Extracted material —
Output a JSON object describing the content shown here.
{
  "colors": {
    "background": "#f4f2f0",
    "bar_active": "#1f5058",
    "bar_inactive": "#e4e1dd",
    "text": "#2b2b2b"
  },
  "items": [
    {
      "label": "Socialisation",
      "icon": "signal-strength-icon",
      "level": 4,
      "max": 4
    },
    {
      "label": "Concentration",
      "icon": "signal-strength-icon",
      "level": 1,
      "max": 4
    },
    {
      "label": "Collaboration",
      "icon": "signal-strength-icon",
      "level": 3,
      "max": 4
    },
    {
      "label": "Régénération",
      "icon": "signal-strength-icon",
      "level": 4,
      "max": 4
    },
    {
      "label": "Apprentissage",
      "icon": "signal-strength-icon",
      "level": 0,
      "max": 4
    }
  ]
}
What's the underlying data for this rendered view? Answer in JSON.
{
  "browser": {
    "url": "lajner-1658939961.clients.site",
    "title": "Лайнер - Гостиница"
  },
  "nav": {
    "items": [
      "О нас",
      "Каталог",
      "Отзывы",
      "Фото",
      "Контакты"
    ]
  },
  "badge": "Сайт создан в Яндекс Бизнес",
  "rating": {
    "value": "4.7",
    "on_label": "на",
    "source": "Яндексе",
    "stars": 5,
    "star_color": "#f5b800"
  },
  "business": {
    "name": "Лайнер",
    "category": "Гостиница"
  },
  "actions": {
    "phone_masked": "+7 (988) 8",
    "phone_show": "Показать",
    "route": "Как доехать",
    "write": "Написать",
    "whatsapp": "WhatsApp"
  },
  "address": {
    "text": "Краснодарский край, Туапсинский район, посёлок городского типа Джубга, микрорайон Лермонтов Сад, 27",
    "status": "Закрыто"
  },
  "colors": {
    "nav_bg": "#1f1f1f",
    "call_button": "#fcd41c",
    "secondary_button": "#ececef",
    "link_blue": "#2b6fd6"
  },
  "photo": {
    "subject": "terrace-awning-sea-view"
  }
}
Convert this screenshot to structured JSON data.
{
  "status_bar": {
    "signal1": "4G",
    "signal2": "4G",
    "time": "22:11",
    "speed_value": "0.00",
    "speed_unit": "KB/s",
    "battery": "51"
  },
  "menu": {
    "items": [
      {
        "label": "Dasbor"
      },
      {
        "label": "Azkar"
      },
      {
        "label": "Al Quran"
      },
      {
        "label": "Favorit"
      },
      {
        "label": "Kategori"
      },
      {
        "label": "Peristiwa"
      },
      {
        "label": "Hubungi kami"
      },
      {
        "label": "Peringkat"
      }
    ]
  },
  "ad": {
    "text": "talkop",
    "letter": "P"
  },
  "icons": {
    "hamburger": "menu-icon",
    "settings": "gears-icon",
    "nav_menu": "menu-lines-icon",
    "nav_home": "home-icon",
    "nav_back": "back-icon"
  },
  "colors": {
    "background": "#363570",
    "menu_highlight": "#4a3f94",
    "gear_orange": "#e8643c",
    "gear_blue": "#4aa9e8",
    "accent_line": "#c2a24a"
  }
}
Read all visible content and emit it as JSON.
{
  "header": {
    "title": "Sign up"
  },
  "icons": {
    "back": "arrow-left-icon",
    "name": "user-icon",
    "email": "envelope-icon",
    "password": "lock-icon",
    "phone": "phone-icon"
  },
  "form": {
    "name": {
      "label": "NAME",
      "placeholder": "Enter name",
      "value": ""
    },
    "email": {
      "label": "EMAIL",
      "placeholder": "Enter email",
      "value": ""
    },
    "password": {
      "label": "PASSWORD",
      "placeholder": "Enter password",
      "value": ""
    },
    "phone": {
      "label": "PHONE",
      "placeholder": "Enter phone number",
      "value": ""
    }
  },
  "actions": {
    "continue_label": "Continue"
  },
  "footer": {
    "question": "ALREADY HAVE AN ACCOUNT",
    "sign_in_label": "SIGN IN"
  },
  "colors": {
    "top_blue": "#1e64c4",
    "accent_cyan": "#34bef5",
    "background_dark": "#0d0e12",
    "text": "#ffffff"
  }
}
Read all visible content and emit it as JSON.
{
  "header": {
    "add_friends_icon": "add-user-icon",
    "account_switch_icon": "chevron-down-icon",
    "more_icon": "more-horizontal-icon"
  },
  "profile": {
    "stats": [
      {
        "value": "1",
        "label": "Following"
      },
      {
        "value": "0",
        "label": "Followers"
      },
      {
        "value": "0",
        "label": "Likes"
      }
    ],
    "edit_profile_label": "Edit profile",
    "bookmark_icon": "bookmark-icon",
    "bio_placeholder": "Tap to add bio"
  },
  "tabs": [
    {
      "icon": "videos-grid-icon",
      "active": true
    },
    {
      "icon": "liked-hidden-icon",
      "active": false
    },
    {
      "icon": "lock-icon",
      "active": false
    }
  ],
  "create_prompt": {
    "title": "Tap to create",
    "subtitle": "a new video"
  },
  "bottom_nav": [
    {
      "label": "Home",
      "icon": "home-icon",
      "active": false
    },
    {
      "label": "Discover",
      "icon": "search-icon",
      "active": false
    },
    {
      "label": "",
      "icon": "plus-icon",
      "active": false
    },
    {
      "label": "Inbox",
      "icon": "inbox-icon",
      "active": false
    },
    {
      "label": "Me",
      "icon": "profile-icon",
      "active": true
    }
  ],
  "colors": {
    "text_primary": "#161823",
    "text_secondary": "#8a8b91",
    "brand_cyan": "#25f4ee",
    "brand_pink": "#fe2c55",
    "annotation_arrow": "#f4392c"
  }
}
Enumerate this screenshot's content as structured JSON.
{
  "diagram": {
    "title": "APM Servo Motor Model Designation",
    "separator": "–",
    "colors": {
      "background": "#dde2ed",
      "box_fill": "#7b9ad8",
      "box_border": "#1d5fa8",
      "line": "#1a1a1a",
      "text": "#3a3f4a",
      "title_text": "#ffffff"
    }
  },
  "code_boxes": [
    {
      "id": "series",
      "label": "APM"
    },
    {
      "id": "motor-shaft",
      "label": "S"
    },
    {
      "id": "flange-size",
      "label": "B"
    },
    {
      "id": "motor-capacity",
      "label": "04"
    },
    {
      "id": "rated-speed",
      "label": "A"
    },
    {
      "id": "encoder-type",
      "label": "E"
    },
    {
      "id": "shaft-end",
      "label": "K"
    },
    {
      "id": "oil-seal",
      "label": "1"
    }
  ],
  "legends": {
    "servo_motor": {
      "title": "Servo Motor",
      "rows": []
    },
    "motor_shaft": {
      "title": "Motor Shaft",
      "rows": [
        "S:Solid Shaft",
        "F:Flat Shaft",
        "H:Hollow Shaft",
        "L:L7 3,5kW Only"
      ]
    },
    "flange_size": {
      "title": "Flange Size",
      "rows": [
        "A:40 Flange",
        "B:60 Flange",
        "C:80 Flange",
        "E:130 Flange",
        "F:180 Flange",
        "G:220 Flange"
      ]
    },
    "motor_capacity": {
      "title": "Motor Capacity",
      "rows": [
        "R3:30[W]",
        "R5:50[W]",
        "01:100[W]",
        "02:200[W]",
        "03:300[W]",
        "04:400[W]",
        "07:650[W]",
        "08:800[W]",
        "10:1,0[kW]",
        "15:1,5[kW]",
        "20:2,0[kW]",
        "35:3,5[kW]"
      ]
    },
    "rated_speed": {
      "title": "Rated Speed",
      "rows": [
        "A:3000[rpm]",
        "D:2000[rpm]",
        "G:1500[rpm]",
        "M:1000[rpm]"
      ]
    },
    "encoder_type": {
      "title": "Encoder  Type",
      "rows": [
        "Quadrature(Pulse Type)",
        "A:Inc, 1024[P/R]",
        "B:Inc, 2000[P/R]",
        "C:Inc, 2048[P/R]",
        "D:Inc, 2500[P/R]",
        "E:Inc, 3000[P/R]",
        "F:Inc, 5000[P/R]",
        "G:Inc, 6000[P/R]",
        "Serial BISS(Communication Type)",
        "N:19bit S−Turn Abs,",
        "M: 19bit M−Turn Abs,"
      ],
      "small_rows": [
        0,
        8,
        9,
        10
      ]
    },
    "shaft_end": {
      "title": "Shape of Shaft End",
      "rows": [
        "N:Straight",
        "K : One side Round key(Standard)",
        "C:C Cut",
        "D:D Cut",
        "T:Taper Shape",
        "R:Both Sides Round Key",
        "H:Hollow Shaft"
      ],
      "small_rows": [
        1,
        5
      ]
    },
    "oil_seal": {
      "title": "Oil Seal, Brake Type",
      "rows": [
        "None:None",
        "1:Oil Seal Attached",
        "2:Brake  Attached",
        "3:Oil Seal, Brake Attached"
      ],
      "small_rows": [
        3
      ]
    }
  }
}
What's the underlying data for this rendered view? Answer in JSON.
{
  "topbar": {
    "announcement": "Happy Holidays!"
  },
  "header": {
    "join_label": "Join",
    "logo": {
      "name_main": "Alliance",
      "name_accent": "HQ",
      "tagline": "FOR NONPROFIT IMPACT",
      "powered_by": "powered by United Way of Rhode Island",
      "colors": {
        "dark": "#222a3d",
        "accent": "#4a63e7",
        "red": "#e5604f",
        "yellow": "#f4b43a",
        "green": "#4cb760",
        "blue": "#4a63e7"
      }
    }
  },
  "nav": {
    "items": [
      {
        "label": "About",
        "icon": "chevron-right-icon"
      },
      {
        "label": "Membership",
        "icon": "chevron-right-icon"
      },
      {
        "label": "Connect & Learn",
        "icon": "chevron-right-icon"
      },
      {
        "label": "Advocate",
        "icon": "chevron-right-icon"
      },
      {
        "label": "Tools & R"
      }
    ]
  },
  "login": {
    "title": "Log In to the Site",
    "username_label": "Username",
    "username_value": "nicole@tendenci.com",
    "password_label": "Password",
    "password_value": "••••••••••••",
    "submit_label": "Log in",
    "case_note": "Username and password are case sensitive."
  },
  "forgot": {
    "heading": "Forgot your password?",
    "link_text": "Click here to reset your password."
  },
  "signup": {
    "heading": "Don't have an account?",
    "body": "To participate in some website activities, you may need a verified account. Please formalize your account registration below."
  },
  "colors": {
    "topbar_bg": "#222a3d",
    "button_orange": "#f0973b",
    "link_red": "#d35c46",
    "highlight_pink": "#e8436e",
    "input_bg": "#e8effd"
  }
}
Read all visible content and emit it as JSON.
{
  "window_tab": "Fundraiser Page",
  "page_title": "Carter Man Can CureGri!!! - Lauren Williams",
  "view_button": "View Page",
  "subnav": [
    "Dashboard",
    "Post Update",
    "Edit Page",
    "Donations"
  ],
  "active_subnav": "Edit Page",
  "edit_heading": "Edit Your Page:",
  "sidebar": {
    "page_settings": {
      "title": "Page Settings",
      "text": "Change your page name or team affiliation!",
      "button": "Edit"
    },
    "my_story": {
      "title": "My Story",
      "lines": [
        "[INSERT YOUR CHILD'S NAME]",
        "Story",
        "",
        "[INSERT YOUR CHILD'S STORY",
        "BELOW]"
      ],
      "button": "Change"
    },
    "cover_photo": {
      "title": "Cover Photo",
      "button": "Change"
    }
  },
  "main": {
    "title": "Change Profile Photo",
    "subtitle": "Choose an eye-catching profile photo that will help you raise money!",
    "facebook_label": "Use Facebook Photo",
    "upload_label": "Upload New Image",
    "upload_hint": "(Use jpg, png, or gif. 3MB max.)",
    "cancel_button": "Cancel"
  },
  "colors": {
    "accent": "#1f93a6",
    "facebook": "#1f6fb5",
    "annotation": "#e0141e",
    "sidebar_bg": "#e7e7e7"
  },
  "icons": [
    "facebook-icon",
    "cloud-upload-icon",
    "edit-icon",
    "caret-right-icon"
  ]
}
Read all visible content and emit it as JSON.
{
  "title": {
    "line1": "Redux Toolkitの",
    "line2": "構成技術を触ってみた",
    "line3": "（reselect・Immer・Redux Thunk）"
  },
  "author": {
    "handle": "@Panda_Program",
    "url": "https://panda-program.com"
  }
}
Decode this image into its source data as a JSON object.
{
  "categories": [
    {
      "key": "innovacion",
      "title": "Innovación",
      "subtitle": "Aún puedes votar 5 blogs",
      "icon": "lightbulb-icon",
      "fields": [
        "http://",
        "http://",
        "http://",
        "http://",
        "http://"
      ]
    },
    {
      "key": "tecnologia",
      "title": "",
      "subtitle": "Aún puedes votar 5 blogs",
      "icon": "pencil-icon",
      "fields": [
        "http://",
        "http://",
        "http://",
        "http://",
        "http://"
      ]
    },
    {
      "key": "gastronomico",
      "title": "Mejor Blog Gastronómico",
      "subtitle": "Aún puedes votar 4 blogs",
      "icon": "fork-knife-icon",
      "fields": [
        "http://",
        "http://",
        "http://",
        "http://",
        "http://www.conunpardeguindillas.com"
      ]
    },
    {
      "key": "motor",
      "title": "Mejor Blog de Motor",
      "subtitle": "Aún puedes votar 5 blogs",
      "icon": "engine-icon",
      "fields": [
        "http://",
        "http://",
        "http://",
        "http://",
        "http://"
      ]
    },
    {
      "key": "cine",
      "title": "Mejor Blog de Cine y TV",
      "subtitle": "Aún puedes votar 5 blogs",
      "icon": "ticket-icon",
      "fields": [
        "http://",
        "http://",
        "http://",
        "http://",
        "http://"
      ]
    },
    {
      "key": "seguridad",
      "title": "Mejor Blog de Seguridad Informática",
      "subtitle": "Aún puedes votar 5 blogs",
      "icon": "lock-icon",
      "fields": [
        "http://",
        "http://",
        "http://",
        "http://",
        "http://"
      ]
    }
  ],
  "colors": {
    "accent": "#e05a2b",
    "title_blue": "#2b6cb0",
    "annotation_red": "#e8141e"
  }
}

Directive —
Search the listing for the word "Shape". Copy every line in which it occurs.

Solution for this task —
      "title": "Shape of Shaft End",
        "T:Taper Shape",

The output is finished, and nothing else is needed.